## Task goal
Pictures in the records should not be copied, but every other part must be repeated exactly.
** START Task inputs **
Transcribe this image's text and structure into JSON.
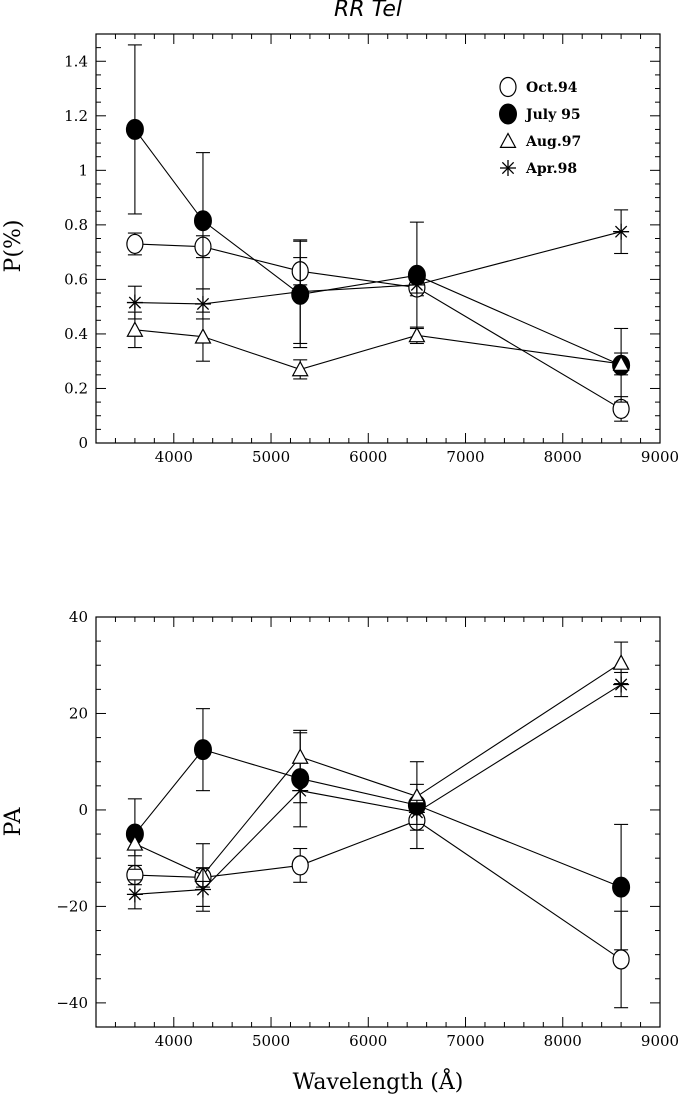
{
  "chart_data": [
    {
      "type": "line",
      "title": "RR Tel",
      "xlabel": "",
      "ylabel": "P(%)",
      "xlim": [
        3200,
        9000
      ],
      "ylim": [
        0,
        1.5
      ],
      "xticks": [
        4000,
        5000,
        6000,
        7000,
        8000,
        9000
      ],
      "xtick_labels": [
        "4000",
        "5000",
        "6000",
        "7000",
        "8000",
        "9000"
      ],
      "yticks": [
        0,
        0.2,
        0.4,
        0.6,
        0.8,
        1,
        1.2,
        1.4
      ],
      "ytick_labels": [
        "0",
        "0.2",
        "0.4",
        "0.6",
        "0.8",
        "1",
        "1.2",
        "1.4"
      ],
      "legend_position": "top-right",
      "x": [
        3600,
        4300,
        5300,
        6500,
        8600
      ],
      "series": [
        {
          "name": "Oct.94",
          "marker": "open-circle",
          "values": [
            0.73,
            0.72,
            0.63,
            0.57,
            0.125
          ],
          "errors": [
            0.04,
            0.04,
            0.05,
            0.03,
            0.045
          ]
        },
        {
          "name": "July 95",
          "marker": "filled-circle",
          "values": [
            1.15,
            0.815,
            0.545,
            0.615,
            0.285
          ],
          "errors": [
            0.31,
            0.25,
            0.195,
            0.195,
            0.135
          ]
        },
        {
          "name": "Aug.97",
          "marker": "open-triangle",
          "values": [
            0.415,
            0.39,
            0.27,
            0.395,
            0.29
          ],
          "errors": [
            0.065,
            0.09,
            0.035,
            0.03,
            0.04
          ]
        },
        {
          "name": "Apr.98",
          "marker": "asterisk",
          "values": [
            0.515,
            0.51,
            0.555,
            0.58,
            0.775
          ],
          "errors": [
            0.06,
            0.055,
            0.19,
            0.03,
            0.08
          ]
        }
      ]
    },
    {
      "type": "line",
      "title": "",
      "xlabel": "Wavelength (Å)",
      "ylabel": "PA",
      "xlim": [
        3200,
        9000
      ],
      "ylim": [
        -45,
        40
      ],
      "xticks": [
        4000,
        5000,
        6000,
        7000,
        8000,
        9000
      ],
      "xtick_labels": [
        "4000",
        "5000",
        "6000",
        "7000",
        "8000",
        "9000"
      ],
      "yticks": [
        -40,
        -20,
        0,
        20,
        40
      ],
      "ytick_labels": [
        "−40",
        "−20",
        "0",
        "20",
        "40"
      ],
      "x": [
        3600,
        4300,
        5300,
        6500,
        8600
      ],
      "series": [
        {
          "name": "Oct.94",
          "marker": "open-circle",
          "values": [
            -13.5,
            -14,
            -11.5,
            -2.2,
            -31
          ],
          "errors": [
            2,
            2,
            3.5,
            2,
            10
          ]
        },
        {
          "name": "July 95",
          "marker": "filled-circle",
          "values": [
            -5,
            12.5,
            6.5,
            1,
            -16
          ],
          "errors": [
            7.3,
            8.5,
            10,
            9,
            13
          ]
        },
        {
          "name": "Aug.97",
          "marker": "open-triangle",
          "values": [
            -7,
            -13.5,
            11,
            2.8,
            30.5
          ],
          "errors": [
            2.5,
            6.5,
            5,
            2.5,
            4.3
          ]
        },
        {
          "name": "Apr.98",
          "marker": "asterisk",
          "values": [
            -17.5,
            -16.5,
            4,
            -0.5,
            26
          ],
          "errors": [
            3,
            4.5,
            2.5,
            2.5,
            2.5
          ]
        }
      ]
    }
  ]
}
** END Task inputs **
## Written response
Transcribe this image's text and structure into JSON.
{
  "chart_data": [
    {
      "type": "line",
      "title": "RR Tel",
      "xlabel": "",
      "ylabel": "P(%)",
      "xlim": [
        3200,
        9000
      ],
      "ylim": [
        0,
        1.5
      ],
      "xticks": [
        4000,
        5000,
        6000,
        7000,
        8000,
        9000
      ],
      "xtick_labels": [
        "4000",
        "5000",
        "6000",
        "7000",
        "8000",
        "9000"
      ],
      "yticks": [
        0,
        0.2,
        0.4,
        0.6,
        0.8,
        1,
        1.2,
        1.4
      ],
      "ytick_labels": [
        "0",
        "0.2",
        "0.4",
        "0.6",
        "0.8",
        "1",
        "1.2",
        "1.4"
      ],
      "legend_position": "top-right",
      "x": [
        3600,
        4300,
        5300,
        6500,
        8600
      ],
      "series": [
        {
          "name": "Oct.94",
          "marker": "open-circle",
          "values": [
            0.73,
            0.72,
            0.63,
            0.57,
            0.125
          ],
          "errors": [
            0.04,
            0.04,
            0.05,
            0.03,
            0.045
          ]
        },
        {
          "name": "July 95",
          "marker": "filled-circle",
          "values": [
            1.15,
            0.815,
            0.545,
            0.615,
            0.285
          ],
          "errors": [
            0.31,
            0.25,
            0.195,
            0.195,
            0.135
          ]
        },
        {
          "name": "Aug.97",
          "marker": "open-triangle",
          "values": [
            0.415,
            0.39,
            0.27,
            0.395,
            0.29
          ],
          "errors": [
            0.065,
            0.09,
            0.035,
            0.03,
            0.04
          ]
        },
        {
          "name": "Apr.98",
          "marker": "asterisk",
          "values": [
            0.515,
            0.51,
            0.555,
            0.58,
            0.775
          ],
          "errors": [
            0.06,
            0.055,
            0.19,
            0.03,
            0.08
          ]
        }
      ]
    },
    {
      "type": "line",
      "title": "",
      "xlabel": "Wavelength (Å)",
      "ylabel": "PA",
      "xlim": [
        3200,
        9000
      ],
      "ylim": [
        -45,
        40
      ],
      "xticks": [
        4000,
        5000,
        6000,
        7000,
        8000,
        9000
      ],
      "xtick_labels": [
        "4000",
        "5000",
        "6000",
        "7000",
        "8000",
        "9000"
      ],
      "yticks": [
        -40,
        -20,
        0,
        20,
        40
      ],
      "ytick_labels": [
        "−40",
        "−20",
        "0",
        "20",
        "40"
      ],
      "x": [
        3600,
        4300,
        5300,
        6500,
        8600
      ],
      "series": [
        {
          "name": "Oct.94",
          "marker": "open-circle",
          "values": [
            -13.5,
            -14,
            -11.5,
            -2.2,
            -31
          ],
          "errors": [
            2,
            2,
            3.5,
            2,
            10
          ]
        },
        {
          "name": "July 95",
          "marker": "filled-circle",
          "values": [
            -5,
            12.5,
            6.5,
            1,
            -16
          ],
          "errors": [
            7.3,
            8.5,
            10,
            9,
            13
          ]
        },
        {
          "name": "Aug.97",
          "marker": "open-triangle",
          "values": [
            -7,
            -13.5,
            11,
            2.8,
            30.5
          ],
          "errors": [
            2.5,
            6.5,
            5,
            2.5,
            4.3
          ]
        },
        {
          "name": "Apr.98",
          "marker": "asterisk",
          "values": [
            -17.5,
            -16.5,
            4,
            -0.5,
            26
          ],
          "errors": [
            3,
            4.5,
            2.5,
            2.5,
            2.5
          ]
        }
      ]
    }
  ]
}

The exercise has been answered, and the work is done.